What to do – Your task is to give the number of lines in the listing that include "icon", and nothing else.

:::::

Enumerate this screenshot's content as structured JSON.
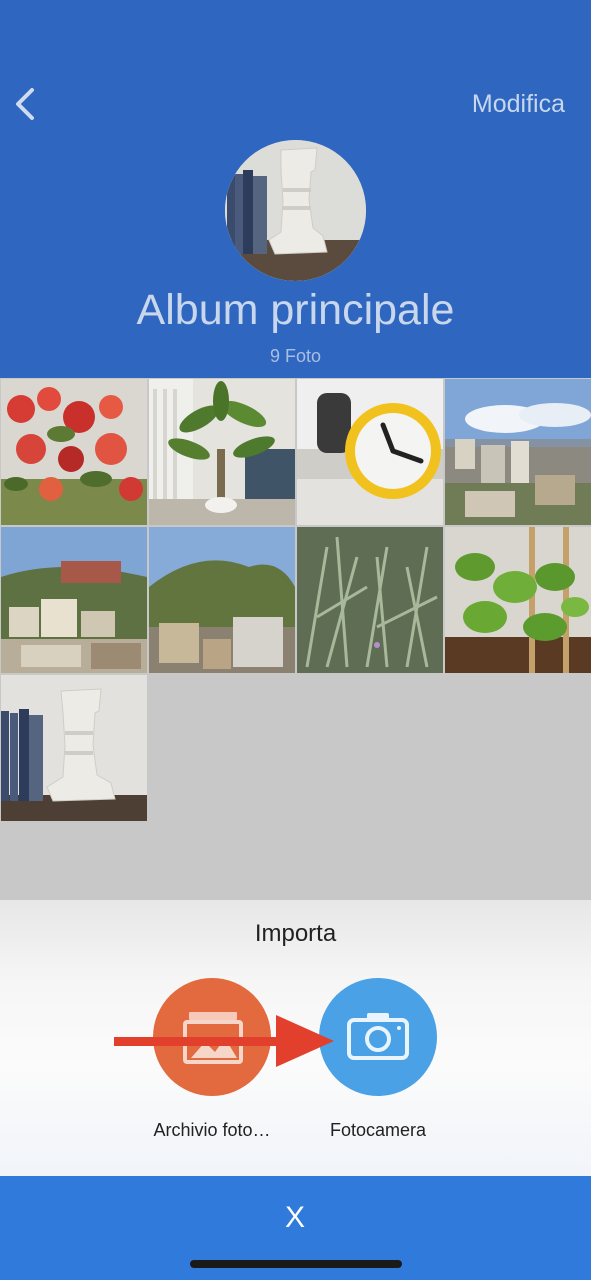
{
  "header": {
    "edit_label": "Modifica",
    "title": "Album principale",
    "photo_count": "9 Foto",
    "back_icon": "chevron-left-icon"
  },
  "colors": {
    "header_bg": "#2f66bf",
    "footer_bg": "#2f7ada",
    "gallery_button": "#e3693f",
    "camera_button": "#4aa1e6",
    "arrow": "#e23f2c"
  },
  "photos": [
    {
      "name": "photo-red-flowers"
    },
    {
      "name": "photo-indoor-plant"
    },
    {
      "name": "photo-yellow-clock"
    },
    {
      "name": "photo-city-skyline"
    },
    {
      "name": "photo-hillside-buildings-1"
    },
    {
      "name": "photo-hillside-buildings-2"
    },
    {
      "name": "photo-lavender-bush"
    },
    {
      "name": "photo-mint-plant"
    },
    {
      "name": "photo-white-sculpture"
    }
  ],
  "import_sheet": {
    "title": "Importa",
    "actions": [
      {
        "label": "Archivio foto…",
        "icon": "photo-library-icon"
      },
      {
        "label": "Fotocamera",
        "icon": "camera-icon"
      }
    ]
  },
  "footer": {
    "close_label": "X"
  }
}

:::::

Task answer – 3